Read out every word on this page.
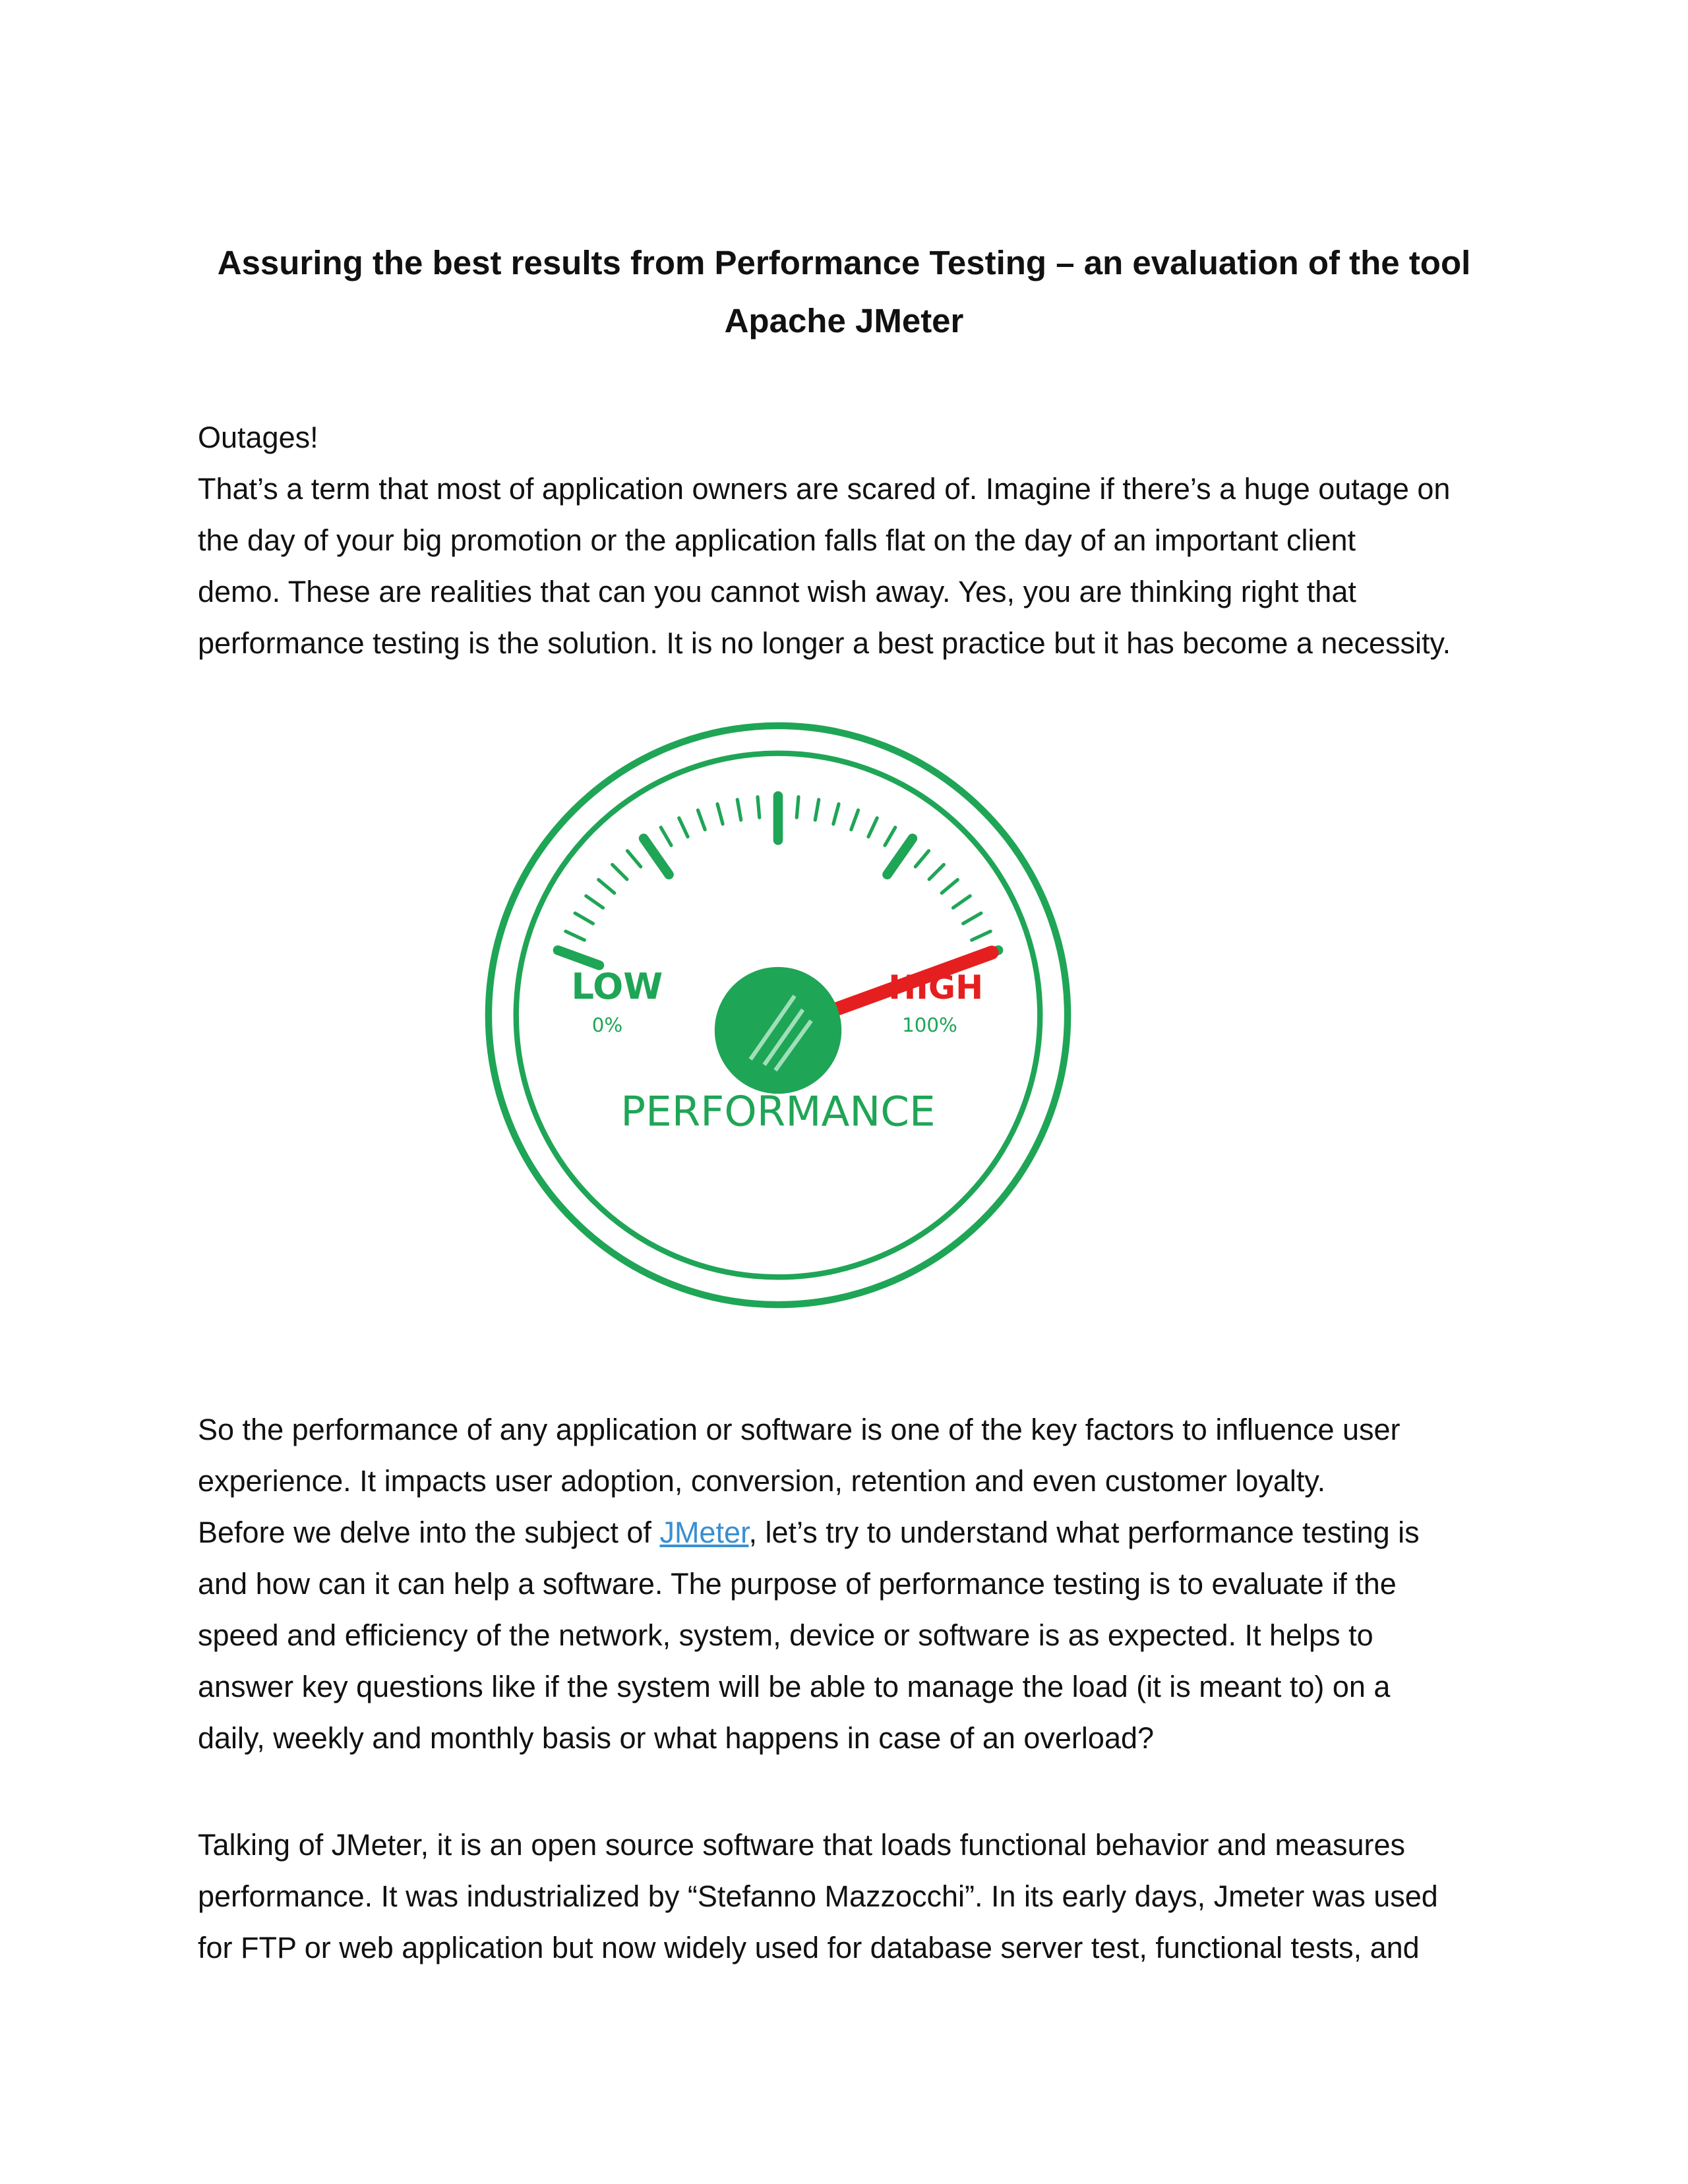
Assuring the best results from Performance Testing – an evaluation of the tool
Apache JMeter

Outages!

That’s a term that most of application owners are scared of. Imagine if there’s a huge outage on

the day of your big promotion or the application falls flat on the day of an important client

demo. These are realities that can you cannot wish away. Yes, you are thinking right that

performance testing is the solution. It is no longer a best practice but it has become a necessity.

LOW
0%
HIGH
100%
PERFORMANCE

So the performance of any application or software is one of the key factors to influence user

experience. It impacts user adoption, conversion, retention and even customer loyalty.

Before we delve into the subject of JMeter, let’s try to understand what performance testing is

and how can it can help a software. The purpose of performance testing is to evaluate if the

speed and efficiency of the network, system, device or software is as expected. It helps to

answer key questions like if the system will be able to manage the load (it is meant to) on a

daily, weekly and monthly basis or what happens in case of an overload?

Talking of JMeter, it is an open source software that loads functional behavior and measures

performance. It was industrialized by “Stefanno Mazzocchi”. In its early days, Jmeter was used

for FTP or web application but now widely used for database server test, functional tests, and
☆ ☆ ☆
● EXERCISE DESCRIPTION
Find the word "user" in the entries above and gather every line that holds it.

● COMPLETED TASK
So the performance of any application or software is one of the key factors to influence user
experience. It impacts user adoption, conversion, retention and even customer loyalty.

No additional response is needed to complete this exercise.